Dataset items:
────────
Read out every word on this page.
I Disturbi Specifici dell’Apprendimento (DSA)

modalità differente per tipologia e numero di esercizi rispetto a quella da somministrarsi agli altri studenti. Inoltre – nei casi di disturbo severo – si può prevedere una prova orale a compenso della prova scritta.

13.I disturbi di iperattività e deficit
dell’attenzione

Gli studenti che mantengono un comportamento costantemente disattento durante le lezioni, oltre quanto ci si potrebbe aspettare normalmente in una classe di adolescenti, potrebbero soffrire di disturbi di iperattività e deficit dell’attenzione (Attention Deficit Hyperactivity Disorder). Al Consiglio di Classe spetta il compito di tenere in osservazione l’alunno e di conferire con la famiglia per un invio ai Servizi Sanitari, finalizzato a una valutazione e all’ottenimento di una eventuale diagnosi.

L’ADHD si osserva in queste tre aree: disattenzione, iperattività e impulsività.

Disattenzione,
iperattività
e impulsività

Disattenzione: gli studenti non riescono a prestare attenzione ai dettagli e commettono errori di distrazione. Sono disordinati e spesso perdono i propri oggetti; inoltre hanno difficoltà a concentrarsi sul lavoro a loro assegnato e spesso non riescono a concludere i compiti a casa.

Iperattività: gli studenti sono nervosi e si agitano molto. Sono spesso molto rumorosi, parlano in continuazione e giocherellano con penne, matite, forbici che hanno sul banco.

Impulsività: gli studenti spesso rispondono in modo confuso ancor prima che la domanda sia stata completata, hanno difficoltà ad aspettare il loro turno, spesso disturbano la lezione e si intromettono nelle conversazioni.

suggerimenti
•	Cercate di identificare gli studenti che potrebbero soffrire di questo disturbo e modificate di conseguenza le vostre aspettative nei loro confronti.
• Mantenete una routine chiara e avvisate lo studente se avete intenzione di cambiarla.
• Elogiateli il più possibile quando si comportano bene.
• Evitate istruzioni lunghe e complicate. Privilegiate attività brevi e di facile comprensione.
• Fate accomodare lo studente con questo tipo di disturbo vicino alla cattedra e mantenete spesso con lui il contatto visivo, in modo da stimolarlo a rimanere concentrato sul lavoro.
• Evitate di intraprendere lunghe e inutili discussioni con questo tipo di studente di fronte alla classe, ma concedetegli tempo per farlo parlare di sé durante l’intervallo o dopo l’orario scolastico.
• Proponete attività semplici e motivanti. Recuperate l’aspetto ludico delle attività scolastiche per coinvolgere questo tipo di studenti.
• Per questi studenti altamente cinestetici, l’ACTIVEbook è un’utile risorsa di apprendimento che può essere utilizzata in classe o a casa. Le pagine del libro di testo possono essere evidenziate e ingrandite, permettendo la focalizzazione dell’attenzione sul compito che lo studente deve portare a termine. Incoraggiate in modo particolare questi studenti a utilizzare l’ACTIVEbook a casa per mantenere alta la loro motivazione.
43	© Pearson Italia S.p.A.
────────
== Required task ==
Retype every entry word for word.

== Output for this task ==
Read out every word on this page.
I Disturbi Specifici dell’Apprendimento (DSA)

modalità differente per tipologia e numero di esercizi rispetto a quella da somministrarsi agli altri studenti. Inoltre – nei casi di disturbo severo – si può prevedere una prova orale a compenso della prova scritta.

13.I disturbi di iperattività e deficit
dell’attenzione

Gli studenti che mantengono un comportamento costantemente disattento durante le lezioni, oltre quanto ci si potrebbe aspettare normalmente in una classe di adolescenti, potrebbero soffrire di disturbi di iperattività e deficit dell’attenzione (Attention Deficit Hyperactivity Disorder). Al Consiglio di Classe spetta il compito di tenere in osservazione l’alunno e di conferire con la famiglia per un invio ai Servizi Sanitari, finalizzato a una valutazione e all’ottenimento di una eventuale diagnosi.

L’ADHD si osserva in queste tre aree: disattenzione, iperattività e impulsività.

Disattenzione,
iperattività
e impulsività

Disattenzione: gli studenti non riescono a prestare attenzione ai dettagli e commettono errori di distrazione. Sono disordinati e spesso perdono i propri oggetti; inoltre hanno difficoltà a concentrarsi sul lavoro a loro assegnato e spesso non riescono a concludere i compiti a casa.

Iperattività: gli studenti sono nervosi e si agitano molto. Sono spesso molto rumorosi, parlano in continuazione e giocherellano con penne, matite, forbici che hanno sul banco.

Impulsività: gli studenti spesso rispondono in modo confuso ancor prima che la domanda sia stata completata, hanno difficoltà ad aspettare il loro turno, spesso disturbano la lezione e si intromettono nelle conversazioni.

suggerimenti
•	Cercate di identificare gli studenti che potrebbero soffrire di questo disturbo e modificate di conseguenza le vostre aspettative nei loro confronti.
• Mantenete una routine chiara e avvisate lo studente se avete intenzione di cambiarla.
• Elogiateli il più possibile quando si comportano bene.
• Evitate istruzioni lunghe e complicate. Privilegiate attività brevi e di facile comprensione.
• Fate accomodare lo studente con questo tipo di disturbo vicino alla cattedra e mantenete spesso con lui il contatto visivo, in modo da stimolarlo a rimanere concentrato sul lavoro.
• Evitate di intraprendere lunghe e inutili discussioni con questo tipo di studente di fronte alla classe, ma concedetegli tempo per farlo parlare di sé durante l’intervallo o dopo l’orario scolastico.
• Proponete attività semplici e motivanti. Recuperate l’aspetto ludico delle attività scolastiche per coinvolgere questo tipo di studenti.
• Per questi studenti altamente cinestetici, l’ACTIVEbook è un’utile risorsa di apprendimento che può essere utilizzata in classe o a casa. Le pagine del libro di testo possono essere evidenziate e ingrandite, permettendo la focalizzazione dell’attenzione sul compito che lo studente deve portare a termine. Incoraggiate in modo particolare questi studenti a utilizzare l’ACTIVEbook a casa per mantenere alta la loro motivazione.
43	© Pearson Italia S.p.A.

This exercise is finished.